• **Goal**:
All of the material below is to be repeated exactly.

• **Collection entries**:
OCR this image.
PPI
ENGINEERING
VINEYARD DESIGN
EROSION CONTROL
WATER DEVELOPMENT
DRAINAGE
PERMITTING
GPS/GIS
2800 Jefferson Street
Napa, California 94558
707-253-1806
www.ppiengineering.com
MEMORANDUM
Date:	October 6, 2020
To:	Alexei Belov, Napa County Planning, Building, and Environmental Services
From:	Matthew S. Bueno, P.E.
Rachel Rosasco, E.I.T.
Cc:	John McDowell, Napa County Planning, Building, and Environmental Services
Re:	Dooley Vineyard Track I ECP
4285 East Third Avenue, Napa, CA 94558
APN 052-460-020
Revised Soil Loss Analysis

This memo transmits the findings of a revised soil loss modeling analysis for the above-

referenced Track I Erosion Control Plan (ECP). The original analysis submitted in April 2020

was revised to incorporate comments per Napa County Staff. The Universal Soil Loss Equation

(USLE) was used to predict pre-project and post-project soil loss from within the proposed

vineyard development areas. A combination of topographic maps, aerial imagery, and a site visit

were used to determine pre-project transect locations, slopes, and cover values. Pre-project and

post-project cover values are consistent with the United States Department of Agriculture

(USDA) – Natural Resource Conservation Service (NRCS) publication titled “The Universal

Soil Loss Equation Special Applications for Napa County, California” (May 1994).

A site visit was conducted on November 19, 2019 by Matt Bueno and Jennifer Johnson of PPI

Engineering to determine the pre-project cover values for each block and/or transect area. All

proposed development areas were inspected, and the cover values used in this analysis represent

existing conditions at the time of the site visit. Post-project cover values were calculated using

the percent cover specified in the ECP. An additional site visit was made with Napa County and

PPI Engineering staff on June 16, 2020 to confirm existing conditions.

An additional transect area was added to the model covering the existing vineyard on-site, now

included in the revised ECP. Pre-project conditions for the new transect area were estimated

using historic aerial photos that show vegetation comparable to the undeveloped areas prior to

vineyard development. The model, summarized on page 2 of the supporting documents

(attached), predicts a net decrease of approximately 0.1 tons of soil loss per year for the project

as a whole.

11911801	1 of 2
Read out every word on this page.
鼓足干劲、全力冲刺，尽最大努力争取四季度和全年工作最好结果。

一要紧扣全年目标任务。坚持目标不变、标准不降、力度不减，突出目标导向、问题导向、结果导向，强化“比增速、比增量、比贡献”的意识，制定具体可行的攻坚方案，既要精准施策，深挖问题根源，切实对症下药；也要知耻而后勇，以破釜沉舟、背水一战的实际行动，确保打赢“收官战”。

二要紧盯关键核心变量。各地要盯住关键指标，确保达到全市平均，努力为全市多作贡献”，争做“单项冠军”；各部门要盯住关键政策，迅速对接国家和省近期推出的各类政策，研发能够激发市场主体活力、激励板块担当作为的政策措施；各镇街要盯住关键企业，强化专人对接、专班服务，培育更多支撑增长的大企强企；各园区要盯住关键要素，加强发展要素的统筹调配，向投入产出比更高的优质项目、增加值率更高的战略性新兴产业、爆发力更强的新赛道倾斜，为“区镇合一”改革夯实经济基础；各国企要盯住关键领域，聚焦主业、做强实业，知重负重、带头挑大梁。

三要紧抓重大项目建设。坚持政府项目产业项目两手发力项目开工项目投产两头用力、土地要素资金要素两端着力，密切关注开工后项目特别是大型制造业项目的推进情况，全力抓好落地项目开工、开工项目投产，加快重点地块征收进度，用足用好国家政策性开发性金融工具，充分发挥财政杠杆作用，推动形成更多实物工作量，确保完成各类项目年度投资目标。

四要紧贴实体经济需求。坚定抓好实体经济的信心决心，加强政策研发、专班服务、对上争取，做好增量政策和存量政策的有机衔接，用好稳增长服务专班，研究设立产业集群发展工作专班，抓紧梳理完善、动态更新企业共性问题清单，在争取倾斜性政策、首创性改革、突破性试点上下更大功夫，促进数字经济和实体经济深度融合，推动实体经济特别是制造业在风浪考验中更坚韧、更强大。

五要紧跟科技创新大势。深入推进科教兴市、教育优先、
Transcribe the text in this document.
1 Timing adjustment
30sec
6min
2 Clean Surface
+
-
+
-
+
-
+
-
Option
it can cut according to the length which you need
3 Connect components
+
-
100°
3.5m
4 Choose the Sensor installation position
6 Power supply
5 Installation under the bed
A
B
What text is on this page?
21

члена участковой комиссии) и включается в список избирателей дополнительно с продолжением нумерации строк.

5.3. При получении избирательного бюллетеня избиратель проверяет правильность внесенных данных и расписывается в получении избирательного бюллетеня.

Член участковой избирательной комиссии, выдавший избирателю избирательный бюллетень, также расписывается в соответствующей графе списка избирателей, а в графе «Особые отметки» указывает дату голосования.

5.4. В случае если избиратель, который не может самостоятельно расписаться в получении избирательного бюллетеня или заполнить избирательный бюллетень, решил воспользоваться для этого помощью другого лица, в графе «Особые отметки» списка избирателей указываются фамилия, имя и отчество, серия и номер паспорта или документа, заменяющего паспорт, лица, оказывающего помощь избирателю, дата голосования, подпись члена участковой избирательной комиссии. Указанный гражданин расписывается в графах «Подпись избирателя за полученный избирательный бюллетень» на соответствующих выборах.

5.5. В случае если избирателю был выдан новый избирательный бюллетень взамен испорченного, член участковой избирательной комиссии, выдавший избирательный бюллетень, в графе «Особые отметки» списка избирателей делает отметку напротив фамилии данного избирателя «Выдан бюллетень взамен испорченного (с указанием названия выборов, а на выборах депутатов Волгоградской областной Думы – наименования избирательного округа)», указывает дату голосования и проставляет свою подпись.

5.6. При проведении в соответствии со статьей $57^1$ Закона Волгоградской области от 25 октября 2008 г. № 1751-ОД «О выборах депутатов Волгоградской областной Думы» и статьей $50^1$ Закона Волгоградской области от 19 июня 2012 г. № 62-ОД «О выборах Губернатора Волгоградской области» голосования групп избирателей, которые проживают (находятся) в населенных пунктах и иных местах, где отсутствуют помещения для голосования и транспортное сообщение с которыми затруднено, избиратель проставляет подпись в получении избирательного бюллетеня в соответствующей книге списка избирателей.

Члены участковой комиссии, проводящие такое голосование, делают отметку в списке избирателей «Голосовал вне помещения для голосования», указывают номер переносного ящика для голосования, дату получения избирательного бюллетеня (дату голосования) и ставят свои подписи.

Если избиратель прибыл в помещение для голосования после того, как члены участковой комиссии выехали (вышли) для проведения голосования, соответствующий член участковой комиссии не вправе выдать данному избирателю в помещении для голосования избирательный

• **Completed task**:
OCR this image.
PPI
ENGINEERING
VINEYARD DESIGN
EROSION CONTROL
WATER DEVELOPMENT
DRAINAGE
PERMITTING
GPS/GIS
2800 Jefferson Street
Napa, California 94558
707-253-1806
www.ppiengineering.com
MEMORANDUM
Date:	October 6, 2020
To:	Alexei Belov, Napa County Planning, Building, and Environmental Services
From:	Matthew S. Bueno, P.E.
Rachel Rosasco, E.I.T.
Cc:	John McDowell, Napa County Planning, Building, and Environmental Services
Re:	Dooley Vineyard Track I ECP
4285 East Third Avenue, Napa, CA 94558
APN 052-460-020
Revised Soil Loss Analysis

This memo transmits the findings of a revised soil loss modeling analysis for the above-

referenced Track I Erosion Control Plan (ECP). The original analysis submitted in April 2020

was revised to incorporate comments per Napa County Staff. The Universal Soil Loss Equation

(USLE) was used to predict pre-project and post-project soil loss from within the proposed

vineyard development areas. A combination of topographic maps, aerial imagery, and a site visit

were used to determine pre-project transect locations, slopes, and cover values. Pre-project and

post-project cover values are consistent with the United States Department of Agriculture

(USDA) – Natural Resource Conservation Service (NRCS) publication titled “The Universal

Soil Loss Equation Special Applications for Napa County, California” (May 1994).

A site visit was conducted on November 19, 2019 by Matt Bueno and Jennifer Johnson of PPI

Engineering to determine the pre-project cover values for each block and/or transect area. All

proposed development areas were inspected, and the cover values used in this analysis represent

existing conditions at the time of the site visit. Post-project cover values were calculated using

the percent cover specified in the ECP. An additional site visit was made with Napa County and

PPI Engineering staff on June 16, 2020 to confirm existing conditions.

An additional transect area was added to the model covering the existing vineyard on-site, now

included in the revised ECP. Pre-project conditions for the new transect area were estimated

using historic aerial photos that show vegetation comparable to the undeveloped areas prior to

vineyard development. The model, summarized on page 2 of the supporting documents

(attached), predicts a net decrease of approximately 0.1 tons of soil loss per year for the project

as a whole.

11911801	1 of 2
Read out every word on this page.
鼓足干劲、全力冲刺，尽最大努力争取四季度和全年工作最好结果。

一要紧扣全年目标任务。坚持目标不变、标准不降、力度不减，突出目标导向、问题导向、结果导向，强化“比增速、比增量、比贡献”的意识，制定具体可行的攻坚方案，既要精准施策，深挖问题根源，切实对症下药；也要知耻而后勇，以破釜沉舟、背水一战的实际行动，确保打赢“收官战”。

二要紧盯关键核心变量。各地要盯住关键指标，确保达到全市平均，努力为全市多作贡献”，争做“单项冠军”；各部门要盯住关键政策，迅速对接国家和省近期推出的各类政策，研发能够激发市场主体活力、激励板块担当作为的政策措施；各镇街要盯住关键企业，强化专人对接、专班服务，培育更多支撑增长的大企强企；各园区要盯住关键要素，加强发展要素的统筹调配，向投入产出比更高的优质项目、增加值率更高的战略性新兴产业、爆发力更强的新赛道倾斜，为“区镇合一”改革夯实经济基础；各国企要盯住关键领域，聚焦主业、做强实业，知重负重、带头挑大梁。

三要紧抓重大项目建设。坚持政府项目产业项目两手发力项目开工项目投产两头用力、土地要素资金要素两端着力，密切关注开工后项目特别是大型制造业项目的推进情况，全力抓好落地项目开工、开工项目投产，加快重点地块征收进度，用足用好国家政策性开发性金融工具，充分发挥财政杠杆作用，推动形成更多实物工作量，确保完成各类项目年度投资目标。

四要紧贴实体经济需求。坚定抓好实体经济的信心决心，加强政策研发、专班服务、对上争取，做好增量政策和存量政策的有机衔接，用好稳增长服务专班，研究设立产业集群发展工作专班，抓紧梳理完善、动态更新企业共性问题清单，在争取倾斜性政策、首创性改革、突破性试点上下更大功夫，促进数字经济和实体经济深度融合，推动实体经济特别是制造业在风浪考验中更坚韧、更强大。

五要紧跟科技创新大势。深入推进科教兴市、教育优先、
Transcribe the text in this document.
1 Timing adjustment
30sec
6min
2 Clean Surface
+
-
+
-
+
-
+
-
Option
it can cut according to the length which you need
3 Connect components
+
-
100°
3.5m
4 Choose the Sensor installation position
6 Power supply
5 Installation under the bed
A
B
What text is on this page?
21

члена участковой комиссии) и включается в список избирателей дополнительно с продолжением нумерации строк.

5.3. При получении избирательного бюллетеня избиратель проверяет правильность внесенных данных и расписывается в получении избирательного бюллетеня.

Член участковой избирательной комиссии, выдавший избирателю избирательный бюллетень, также расписывается в соответствующей графе списка избирателей, а в графе «Особые отметки» указывает дату голосования.

5.4. В случае если избиратель, который не может самостоятельно расписаться в получении избирательного бюллетеня или заполнить избирательный бюллетень, решил воспользоваться для этого помощью другого лица, в графе «Особые отметки» списка избирателей указываются фамилия, имя и отчество, серия и номер паспорта или документа, заменяющего паспорт, лица, оказывающего помощь избирателю, дата голосования, подпись члена участковой избирательной комиссии. Указанный гражданин расписывается в графах «Подпись избирателя за полученный избирательный бюллетень» на соответствующих выборах.

5.5. В случае если избирателю был выдан новый избирательный бюллетень взамен испорченного, член участковой избирательной комиссии, выдавший избирательный бюллетень, в графе «Особые отметки» списка избирателей делает отметку напротив фамилии данного избирателя «Выдан бюллетень взамен испорченного (с указанием названия выборов, а на выборах депутатов Волгоградской областной Думы – наименования избирательного округа)», указывает дату голосования и проставляет свою подпись.

5.6. При проведении в соответствии со статьей $57^1$ Закона Волгоградской области от 25 октября 2008 г. № 1751-ОД «О выборах депутатов Волгоградской областной Думы» и статьей $50^1$ Закона Волгоградской области от 19 июня 2012 г. № 62-ОД «О выборах Губернатора Волгоградской области» голосования групп избирателей, которые проживают (находятся) в населенных пунктах и иных местах, где отсутствуют помещения для голосования и транспортное сообщение с которыми затруднено, избиратель проставляет подпись в получении избирательного бюллетеня в соответствующей книге списка избирателей.

Члены участковой комиссии, проводящие такое голосование, делают отметку в списке избирателей «Голосовал вне помещения для голосования», указывают номер переносного ящика для голосования, дату получения избирательного бюллетеня (дату голосования) и ставят свои подписи.

Если избиратель прибыл в помещение для голосования после того, как члены участковой комиссии выехали (вышли) для проведения голосования, соответствующий член участковой комиссии не вправе выдать данному избирателю в помещении для голосования избирательный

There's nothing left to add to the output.